### THE REQUEST
Write out the data again in full, exactly as it reads.
☆ ☆ ☆ ☆ ☆
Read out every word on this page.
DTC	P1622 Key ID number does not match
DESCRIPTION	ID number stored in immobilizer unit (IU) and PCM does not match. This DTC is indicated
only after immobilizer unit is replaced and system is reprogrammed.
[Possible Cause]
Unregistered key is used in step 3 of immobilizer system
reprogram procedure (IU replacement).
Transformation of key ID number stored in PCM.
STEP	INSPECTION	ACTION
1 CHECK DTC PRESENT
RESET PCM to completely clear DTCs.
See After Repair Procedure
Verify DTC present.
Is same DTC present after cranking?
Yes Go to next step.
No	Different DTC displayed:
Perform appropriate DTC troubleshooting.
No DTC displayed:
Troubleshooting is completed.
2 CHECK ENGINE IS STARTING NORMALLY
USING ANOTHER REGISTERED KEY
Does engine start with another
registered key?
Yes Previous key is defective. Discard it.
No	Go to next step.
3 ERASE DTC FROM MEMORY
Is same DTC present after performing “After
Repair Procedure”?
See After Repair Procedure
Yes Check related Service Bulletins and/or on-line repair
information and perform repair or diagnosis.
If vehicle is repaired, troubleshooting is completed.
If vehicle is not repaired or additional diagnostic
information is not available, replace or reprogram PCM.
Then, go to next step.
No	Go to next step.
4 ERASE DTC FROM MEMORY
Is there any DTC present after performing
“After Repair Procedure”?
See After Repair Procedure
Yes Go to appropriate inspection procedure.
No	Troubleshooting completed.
☆ ☆ ☆ ☆ ☆
### THE OUTPUT
Read out every word on this page.
DTC	P1622 Key ID number does not match
DESCRIPTION	ID number stored in immobilizer unit (IU) and PCM does not match. This DTC is indicated
only after immobilizer unit is replaced and system is reprogrammed.
[Possible Cause]
Unregistered key is used in step 3 of immobilizer system
reprogram procedure (IU replacement).
Transformation of key ID number stored in PCM.
STEP	INSPECTION	ACTION
1 CHECK DTC PRESENT
RESET PCM to completely clear DTCs.
See After Repair Procedure
Verify DTC present.
Is same DTC present after cranking?
Yes Go to next step.
No	Different DTC displayed:
Perform appropriate DTC troubleshooting.
No DTC displayed:
Troubleshooting is completed.
2 CHECK ENGINE IS STARTING NORMALLY
USING ANOTHER REGISTERED KEY
Does engine start with another
registered key?
Yes Previous key is defective. Discard it.
No	Go to next step.
3 ERASE DTC FROM MEMORY
Is same DTC present after performing “After
Repair Procedure”?
See After Repair Procedure
Yes Check related Service Bulletins and/or on-line repair
information and perform repair or diagnosis.
If vehicle is repaired, troubleshooting is completed.
If vehicle is not repaired or additional diagnostic
information is not available, replace or reprogram PCM.
Then, go to next step.
No	Go to next step.
4 ERASE DTC FROM MEMORY
Is there any DTC present after performing
“After Repair Procedure”?
See After Repair Procedure
Yes Go to appropriate inspection procedure.
No	Troubleshooting completed.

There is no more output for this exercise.